Face à la nuit (2019) de Ho Wi-ding raconte à l’envers la vie d’un homme en commençant par ses dernières vingt-quatre heures qui ont lieu dans notre futur, en 2049. Cette vie est une chute sans fin, une chute dans la nuit de l’existence, qu’annonce de façon programmatique le premier plan. Le défi de ce genre de récit conceptuel, c’est de parvenir à intéresser le spectateur bien qu’il connaisse déjà la fin de l’histoire. Le fatalisme habituel à tout film noir va généralement de pair avec un principe d’incertitude, un certain suspense, maintenant l’intérêt du récit. Ici, tout est déjà donné d’avance et l’incertitude ne porte que sur les causes de la chute. L’autre difficulté que soulève Face à la nuit, c’est que son personnage principal, tel que nous le rencontrons au début du film, est une brute dénuée de toute espèce d’empathie qui ne vit que pour assouvir une vengeance. 30 années auparavant, sa femme l’a trompé avec un capitaine de police, et Zang Dong Ling n’a de cesse de vouloir se venger de ces deux-là. Bloc de rage concentré, il est doublement déterminé : tendu vers le futur en vue d’un objectif unique, dirigé par les fils de son passé, qui a fait de lui un personnage psychologiquement immobile, vivant pour toujours dans la journée de son humiliation tandis que le futur remplaçait le présent. Il est entièrement privé de libre arbitre. On ne sait d’ailleurs si l’impression de programme vient davantage du récit ou du personnage.
= = =
• _OBJECTIF_
D'après l'extrait sur Face à la nuit, en quelle année se déroulent les dernières vingt-quatre heures du personnage principal ? Cette liste de données n'est pas nécessaire.
= = =
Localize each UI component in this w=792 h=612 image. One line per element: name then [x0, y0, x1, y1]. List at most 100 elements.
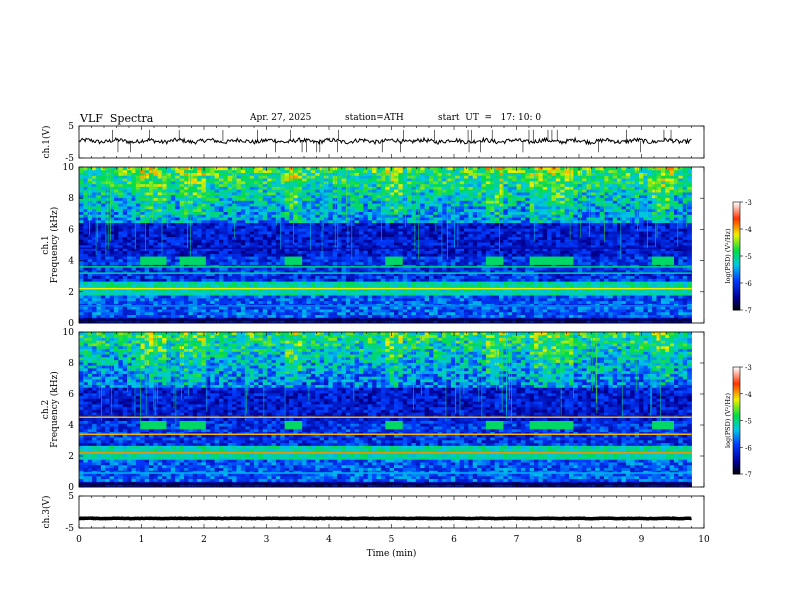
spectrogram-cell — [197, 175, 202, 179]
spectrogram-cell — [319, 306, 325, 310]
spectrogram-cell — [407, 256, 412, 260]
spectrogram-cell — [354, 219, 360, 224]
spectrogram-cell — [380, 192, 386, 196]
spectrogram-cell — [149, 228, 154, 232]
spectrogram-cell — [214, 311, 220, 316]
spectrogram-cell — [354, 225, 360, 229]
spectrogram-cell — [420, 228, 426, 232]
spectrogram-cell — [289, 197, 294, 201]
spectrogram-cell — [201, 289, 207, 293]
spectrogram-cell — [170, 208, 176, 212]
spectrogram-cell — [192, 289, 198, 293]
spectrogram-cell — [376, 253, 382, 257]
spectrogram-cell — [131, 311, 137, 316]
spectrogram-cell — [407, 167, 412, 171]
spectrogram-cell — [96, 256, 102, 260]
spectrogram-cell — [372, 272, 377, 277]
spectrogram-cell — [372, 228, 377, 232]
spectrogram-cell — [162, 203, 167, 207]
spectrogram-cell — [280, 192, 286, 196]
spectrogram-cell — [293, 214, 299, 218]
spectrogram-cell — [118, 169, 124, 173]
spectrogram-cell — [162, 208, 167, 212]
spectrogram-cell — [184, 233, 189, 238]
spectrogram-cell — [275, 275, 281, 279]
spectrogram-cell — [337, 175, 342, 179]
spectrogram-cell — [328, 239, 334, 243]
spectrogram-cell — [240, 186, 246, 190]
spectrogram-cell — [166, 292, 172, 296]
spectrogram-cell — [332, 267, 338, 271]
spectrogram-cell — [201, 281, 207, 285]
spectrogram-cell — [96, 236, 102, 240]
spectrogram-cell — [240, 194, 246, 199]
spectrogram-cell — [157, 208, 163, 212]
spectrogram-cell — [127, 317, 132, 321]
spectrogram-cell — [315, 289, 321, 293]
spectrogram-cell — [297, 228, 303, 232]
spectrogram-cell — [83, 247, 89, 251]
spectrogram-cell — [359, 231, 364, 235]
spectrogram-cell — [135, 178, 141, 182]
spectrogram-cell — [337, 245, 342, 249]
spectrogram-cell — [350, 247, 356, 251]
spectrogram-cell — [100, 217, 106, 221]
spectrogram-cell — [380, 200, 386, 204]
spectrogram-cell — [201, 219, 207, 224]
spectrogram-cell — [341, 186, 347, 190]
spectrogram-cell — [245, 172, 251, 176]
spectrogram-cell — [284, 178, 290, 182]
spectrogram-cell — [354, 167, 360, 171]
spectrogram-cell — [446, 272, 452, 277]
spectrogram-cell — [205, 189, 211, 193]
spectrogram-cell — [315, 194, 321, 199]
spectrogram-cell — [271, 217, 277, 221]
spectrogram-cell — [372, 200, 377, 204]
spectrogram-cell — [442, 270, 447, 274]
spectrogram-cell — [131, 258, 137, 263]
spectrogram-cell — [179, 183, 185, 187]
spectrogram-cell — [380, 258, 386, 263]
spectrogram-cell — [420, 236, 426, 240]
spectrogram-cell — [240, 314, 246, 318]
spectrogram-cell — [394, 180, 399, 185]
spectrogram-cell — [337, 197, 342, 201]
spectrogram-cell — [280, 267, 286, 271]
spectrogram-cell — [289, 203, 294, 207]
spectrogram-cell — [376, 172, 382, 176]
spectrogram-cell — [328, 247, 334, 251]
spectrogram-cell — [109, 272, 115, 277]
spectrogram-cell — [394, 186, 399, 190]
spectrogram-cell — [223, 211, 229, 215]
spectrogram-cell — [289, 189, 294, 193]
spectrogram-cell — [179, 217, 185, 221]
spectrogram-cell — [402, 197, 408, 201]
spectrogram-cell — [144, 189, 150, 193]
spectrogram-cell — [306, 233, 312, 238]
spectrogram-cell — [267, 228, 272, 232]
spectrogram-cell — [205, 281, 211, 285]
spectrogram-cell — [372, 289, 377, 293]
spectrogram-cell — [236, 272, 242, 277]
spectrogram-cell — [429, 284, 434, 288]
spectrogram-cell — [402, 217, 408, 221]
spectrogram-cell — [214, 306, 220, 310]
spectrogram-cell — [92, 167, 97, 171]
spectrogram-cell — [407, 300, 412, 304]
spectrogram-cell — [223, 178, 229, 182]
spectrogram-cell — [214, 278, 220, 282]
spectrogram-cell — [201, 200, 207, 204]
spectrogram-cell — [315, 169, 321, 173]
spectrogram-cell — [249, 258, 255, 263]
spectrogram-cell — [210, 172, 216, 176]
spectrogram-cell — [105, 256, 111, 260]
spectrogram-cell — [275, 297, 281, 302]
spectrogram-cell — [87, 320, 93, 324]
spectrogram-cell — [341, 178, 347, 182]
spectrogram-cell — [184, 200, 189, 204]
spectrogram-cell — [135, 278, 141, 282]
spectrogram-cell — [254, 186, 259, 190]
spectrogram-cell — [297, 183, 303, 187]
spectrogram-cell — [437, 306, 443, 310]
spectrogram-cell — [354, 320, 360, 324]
= = =
• _RÉPONSE_
En 2049.